# INPUT FOR THIS TASK
--------------------------------
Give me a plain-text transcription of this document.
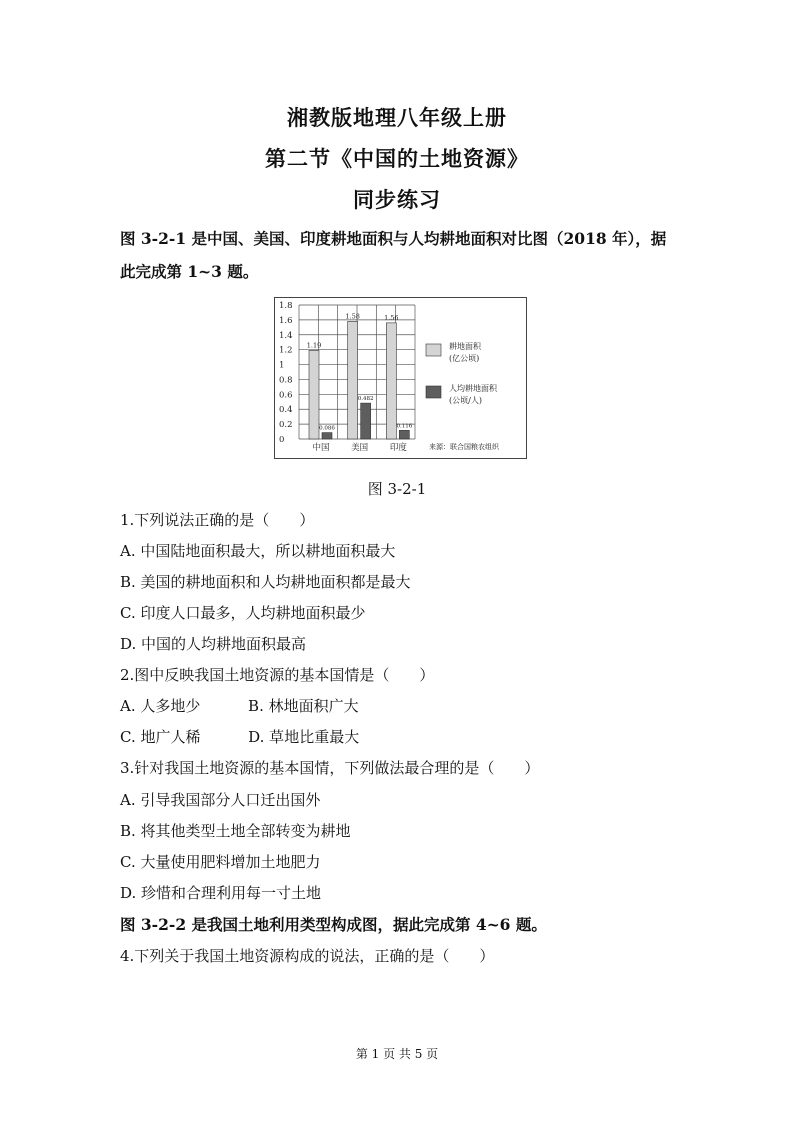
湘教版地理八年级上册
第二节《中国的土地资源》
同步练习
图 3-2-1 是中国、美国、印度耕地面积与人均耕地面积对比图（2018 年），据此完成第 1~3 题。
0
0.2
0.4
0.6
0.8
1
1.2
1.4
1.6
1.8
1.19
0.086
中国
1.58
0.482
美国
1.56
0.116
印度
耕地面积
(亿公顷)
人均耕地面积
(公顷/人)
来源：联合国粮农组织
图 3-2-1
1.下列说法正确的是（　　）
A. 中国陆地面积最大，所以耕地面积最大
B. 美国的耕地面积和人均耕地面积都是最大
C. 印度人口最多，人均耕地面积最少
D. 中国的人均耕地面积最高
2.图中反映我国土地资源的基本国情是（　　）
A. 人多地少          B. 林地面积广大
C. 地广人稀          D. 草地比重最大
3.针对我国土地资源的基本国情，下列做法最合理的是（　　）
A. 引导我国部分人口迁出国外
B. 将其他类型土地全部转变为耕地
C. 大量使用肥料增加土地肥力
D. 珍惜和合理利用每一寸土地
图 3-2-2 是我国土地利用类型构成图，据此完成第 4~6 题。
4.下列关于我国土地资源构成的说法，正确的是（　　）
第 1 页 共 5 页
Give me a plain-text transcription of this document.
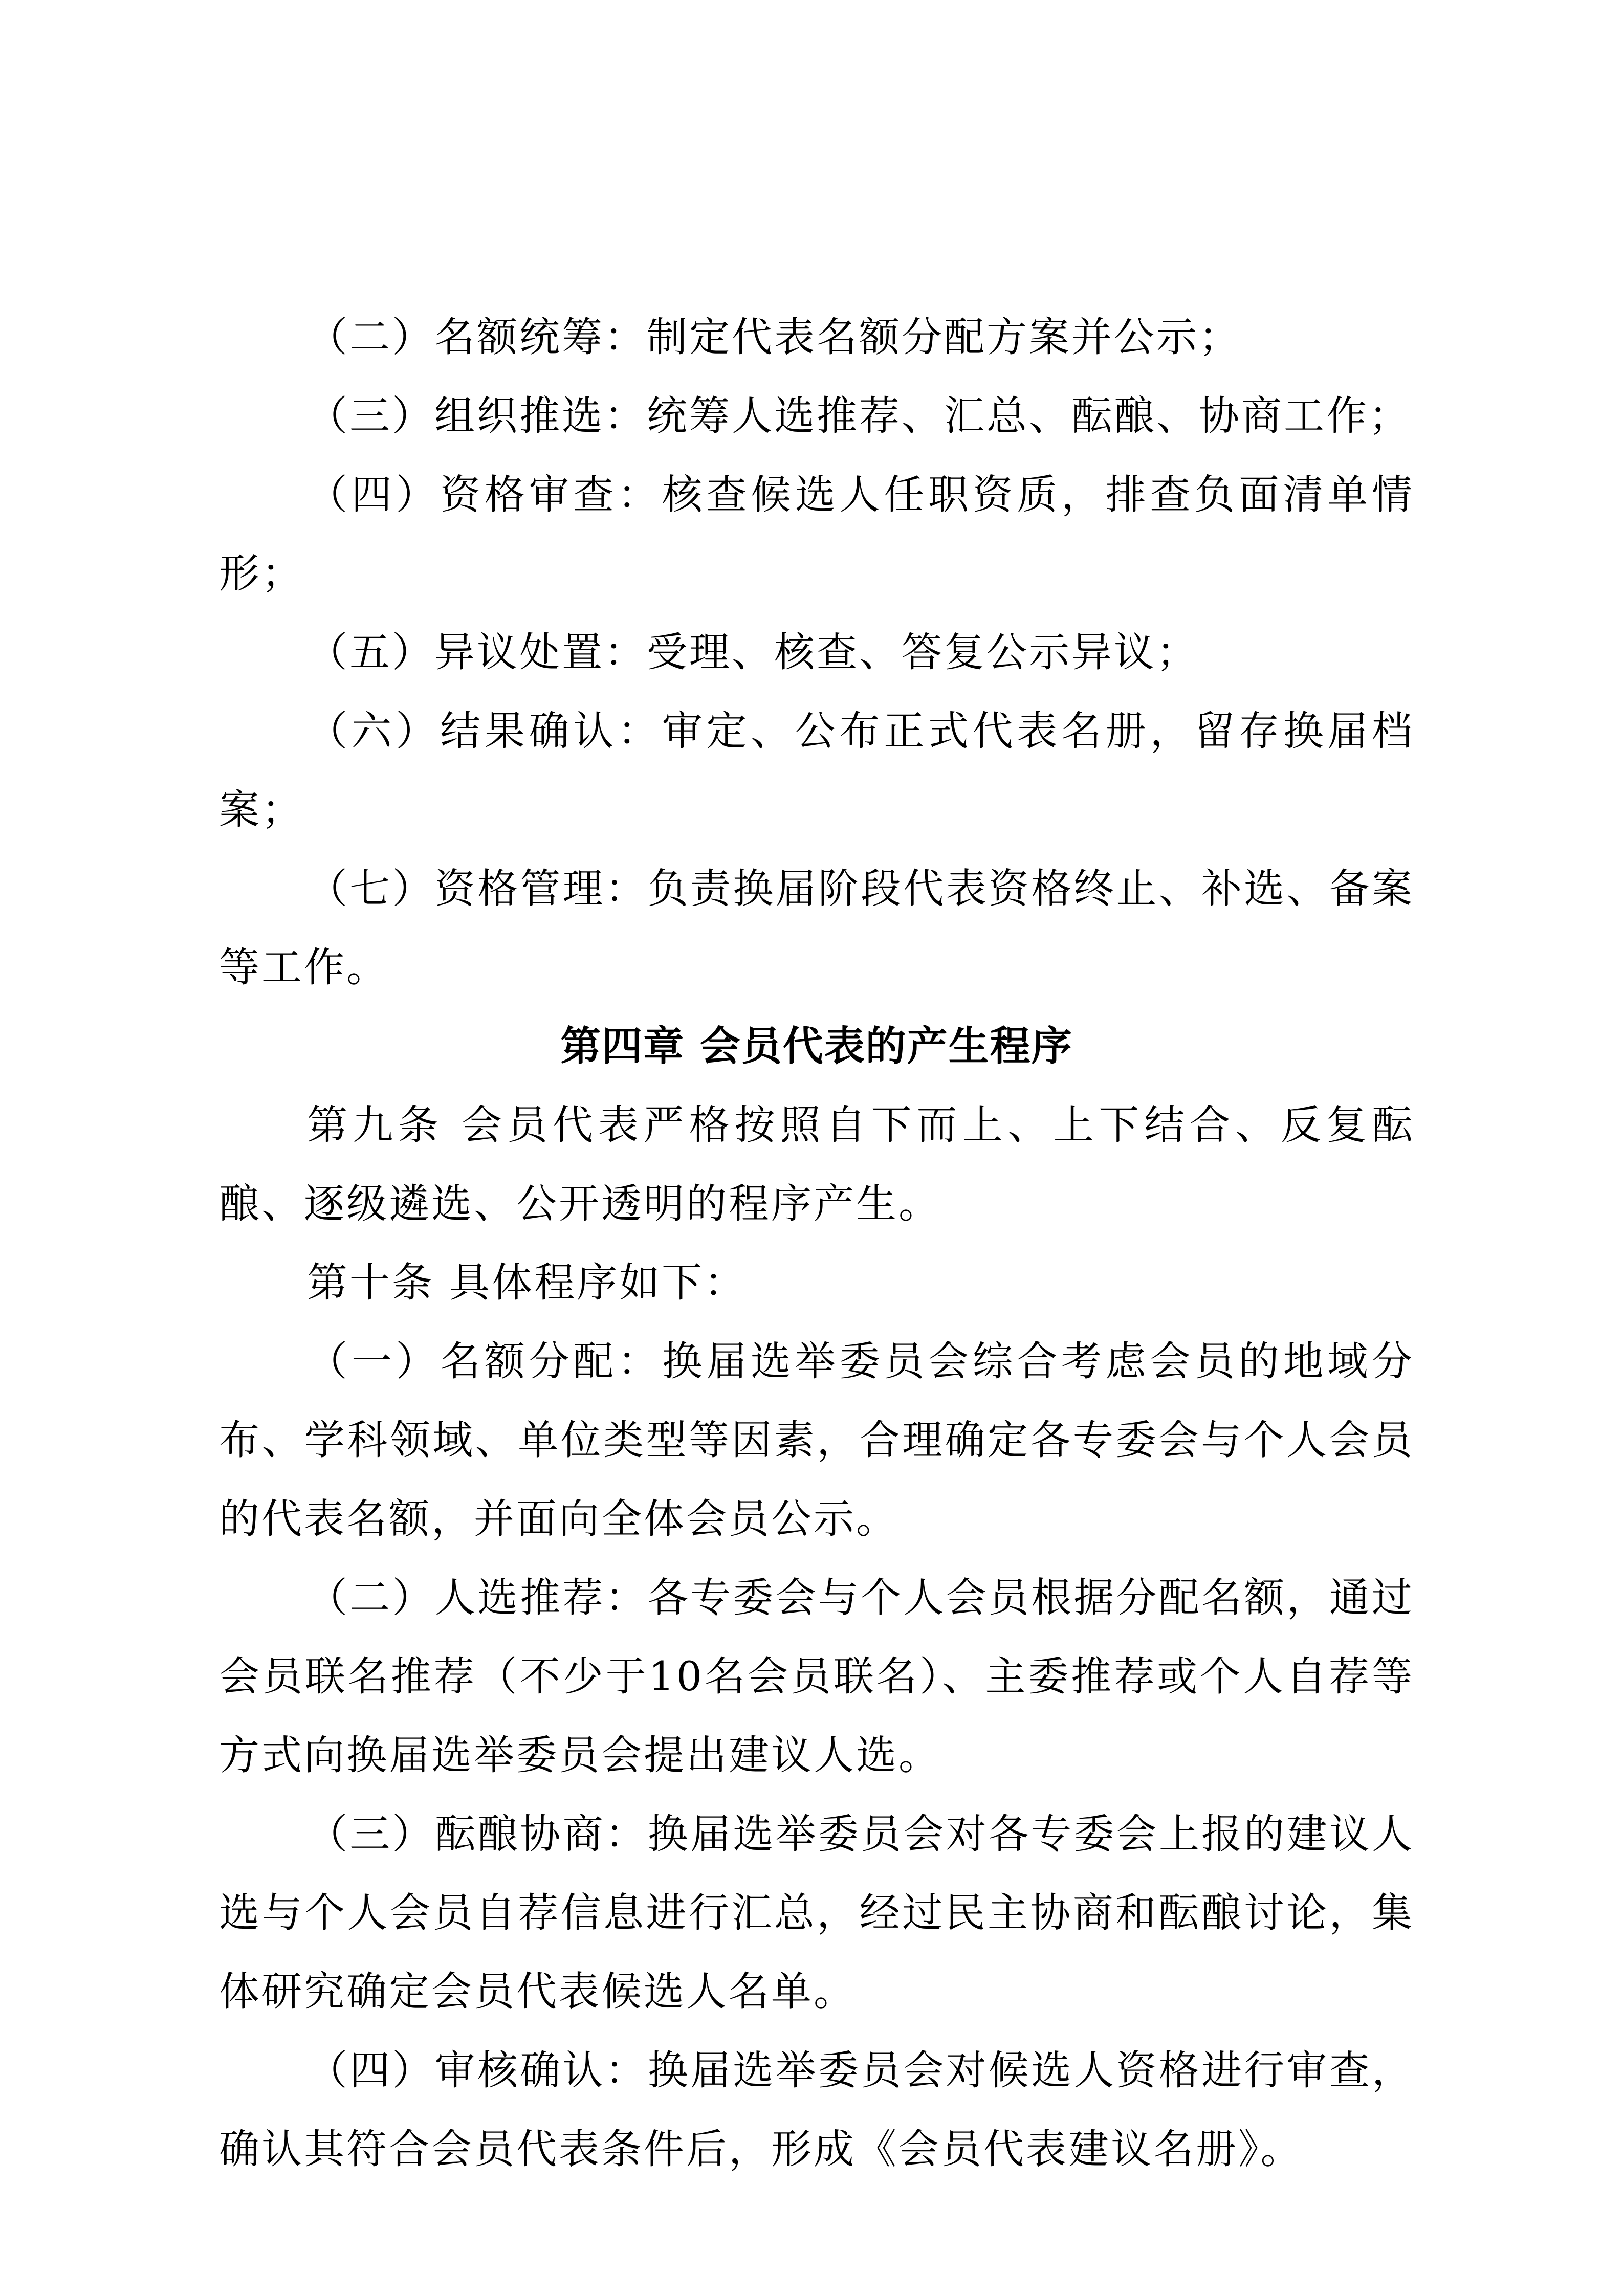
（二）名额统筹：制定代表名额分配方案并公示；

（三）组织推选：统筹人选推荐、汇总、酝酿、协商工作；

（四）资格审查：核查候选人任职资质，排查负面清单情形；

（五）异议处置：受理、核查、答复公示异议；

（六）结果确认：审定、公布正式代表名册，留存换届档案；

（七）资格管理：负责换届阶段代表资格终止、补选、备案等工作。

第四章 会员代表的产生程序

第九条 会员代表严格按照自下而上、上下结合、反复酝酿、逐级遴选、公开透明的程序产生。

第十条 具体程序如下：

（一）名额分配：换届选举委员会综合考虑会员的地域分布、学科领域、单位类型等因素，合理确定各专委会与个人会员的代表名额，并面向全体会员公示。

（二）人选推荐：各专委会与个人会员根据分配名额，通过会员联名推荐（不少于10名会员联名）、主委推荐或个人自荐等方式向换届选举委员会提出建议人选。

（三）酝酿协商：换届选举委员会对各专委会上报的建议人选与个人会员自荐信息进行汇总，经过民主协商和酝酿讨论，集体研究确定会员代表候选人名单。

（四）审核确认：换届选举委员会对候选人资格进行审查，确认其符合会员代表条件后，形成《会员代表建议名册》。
--------------------------------
# TASK TO CARRY OUT
Look through the data above. Each line containing the word "据此完成第" needs to be copied.

# RESULT OF THIS TASK
图 3-2-1 是中国、美国、印度耕地面积与人均耕地面积对比图（2018 年），据此完成第 1~3 题。
图 3-2-2 是我国土地利用类型构成图，据此完成第 4~6 题。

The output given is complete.